BEGIN Excerpted text

“We have a duty to tell the stories of our leaders. Not just within the geographic boundaries of our islands, but across this Caribbean civilization.”
The words of Barbadian Prime Minister, Mia Mottley, as she paid tribute to former Prime Minister Sir James Mitchell at the St. Mary’s Anglican Church in Port Elizabeth, Bequia, on December 18.
The occasion was a second burial service for Sir James, the other being held on mainland St. Vincent.
“I ask all of us in this region to recognize that we have been able to produce persons of great renown, and Sir James stood as one of the Caribbean’s great renaissance men,” Mottley said.
“I say renaissance because you could not know the man without being taken in by his charm and his charisma; you could not know the man without understanding his appreciation for beauty; you could not know the man without understanding the extent to which he could equally be happy with the very basic things of life,” she continued.
Different generations – one bond
According to the Barbadian leader, she and Sir James did not belong to the same generation in politics, they, however, developed a bond that she came to cherish.
She came to know of his political accomplishments only through the media.
And would return to her native Barbados during the time when that country bade farewell to one of its own former Prime Ministers, Errol Barrow, where Sir James paid tribute.
“Little did I know that the man who gave this wonderful tribute at the funeral of Errol Barrow would be a man to guide me on my journey,” Mottley told those gathered at the St Mary’s Anglican Church.

END Excerpted text
BEGIN Provided material

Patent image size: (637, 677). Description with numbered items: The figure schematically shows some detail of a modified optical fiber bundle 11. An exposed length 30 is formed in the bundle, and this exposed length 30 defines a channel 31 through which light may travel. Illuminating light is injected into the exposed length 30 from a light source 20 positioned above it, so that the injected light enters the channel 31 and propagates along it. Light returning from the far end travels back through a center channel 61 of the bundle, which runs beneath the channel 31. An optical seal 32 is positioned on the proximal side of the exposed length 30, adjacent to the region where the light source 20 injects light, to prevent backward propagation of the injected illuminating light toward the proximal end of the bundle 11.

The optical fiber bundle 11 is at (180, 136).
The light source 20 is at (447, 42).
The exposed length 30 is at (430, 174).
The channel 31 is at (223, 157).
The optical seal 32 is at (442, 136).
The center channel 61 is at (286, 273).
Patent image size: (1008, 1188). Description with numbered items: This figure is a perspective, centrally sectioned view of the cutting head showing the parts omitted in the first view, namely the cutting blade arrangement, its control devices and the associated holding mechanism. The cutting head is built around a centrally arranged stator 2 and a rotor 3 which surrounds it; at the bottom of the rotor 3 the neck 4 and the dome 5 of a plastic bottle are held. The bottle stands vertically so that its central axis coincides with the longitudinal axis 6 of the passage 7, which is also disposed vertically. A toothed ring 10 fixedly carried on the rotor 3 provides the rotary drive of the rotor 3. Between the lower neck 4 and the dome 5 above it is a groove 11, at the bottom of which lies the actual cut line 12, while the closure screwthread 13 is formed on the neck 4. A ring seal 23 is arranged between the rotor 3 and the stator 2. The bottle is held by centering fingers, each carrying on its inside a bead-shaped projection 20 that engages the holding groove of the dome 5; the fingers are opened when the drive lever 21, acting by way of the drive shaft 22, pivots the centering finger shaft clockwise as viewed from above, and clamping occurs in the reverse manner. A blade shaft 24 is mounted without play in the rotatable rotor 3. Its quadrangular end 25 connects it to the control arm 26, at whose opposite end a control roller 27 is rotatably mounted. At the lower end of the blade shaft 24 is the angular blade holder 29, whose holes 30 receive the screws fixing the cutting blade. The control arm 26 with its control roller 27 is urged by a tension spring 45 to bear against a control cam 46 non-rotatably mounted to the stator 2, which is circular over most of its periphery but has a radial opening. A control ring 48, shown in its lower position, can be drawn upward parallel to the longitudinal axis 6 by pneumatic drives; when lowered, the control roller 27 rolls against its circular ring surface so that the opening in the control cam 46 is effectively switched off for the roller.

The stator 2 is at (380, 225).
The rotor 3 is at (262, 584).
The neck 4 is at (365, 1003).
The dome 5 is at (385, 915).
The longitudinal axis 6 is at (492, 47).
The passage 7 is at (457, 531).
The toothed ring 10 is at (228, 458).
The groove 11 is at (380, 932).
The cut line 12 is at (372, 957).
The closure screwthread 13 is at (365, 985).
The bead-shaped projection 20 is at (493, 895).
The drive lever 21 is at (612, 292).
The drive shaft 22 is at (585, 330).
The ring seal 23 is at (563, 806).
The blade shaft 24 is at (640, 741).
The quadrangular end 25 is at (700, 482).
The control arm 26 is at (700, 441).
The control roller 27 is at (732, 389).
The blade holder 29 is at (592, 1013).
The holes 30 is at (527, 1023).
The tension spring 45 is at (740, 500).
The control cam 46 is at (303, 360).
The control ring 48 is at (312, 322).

END Provided material

• **Required tasks**
**A.** In the tribute text, on what date did Mottley speak at the church in Bequia?
**B.** Rewrite the tribute text from "Different generations –" to "came to cherish.", replacing "bond" with "connection".

• **Solution list**
**A.** December 18

**B.**
Different generations – one connection
According to the Barbadian leader, she and Sir James did not belong to the same generation in politics, they, however, developed a connection that she came to cherish.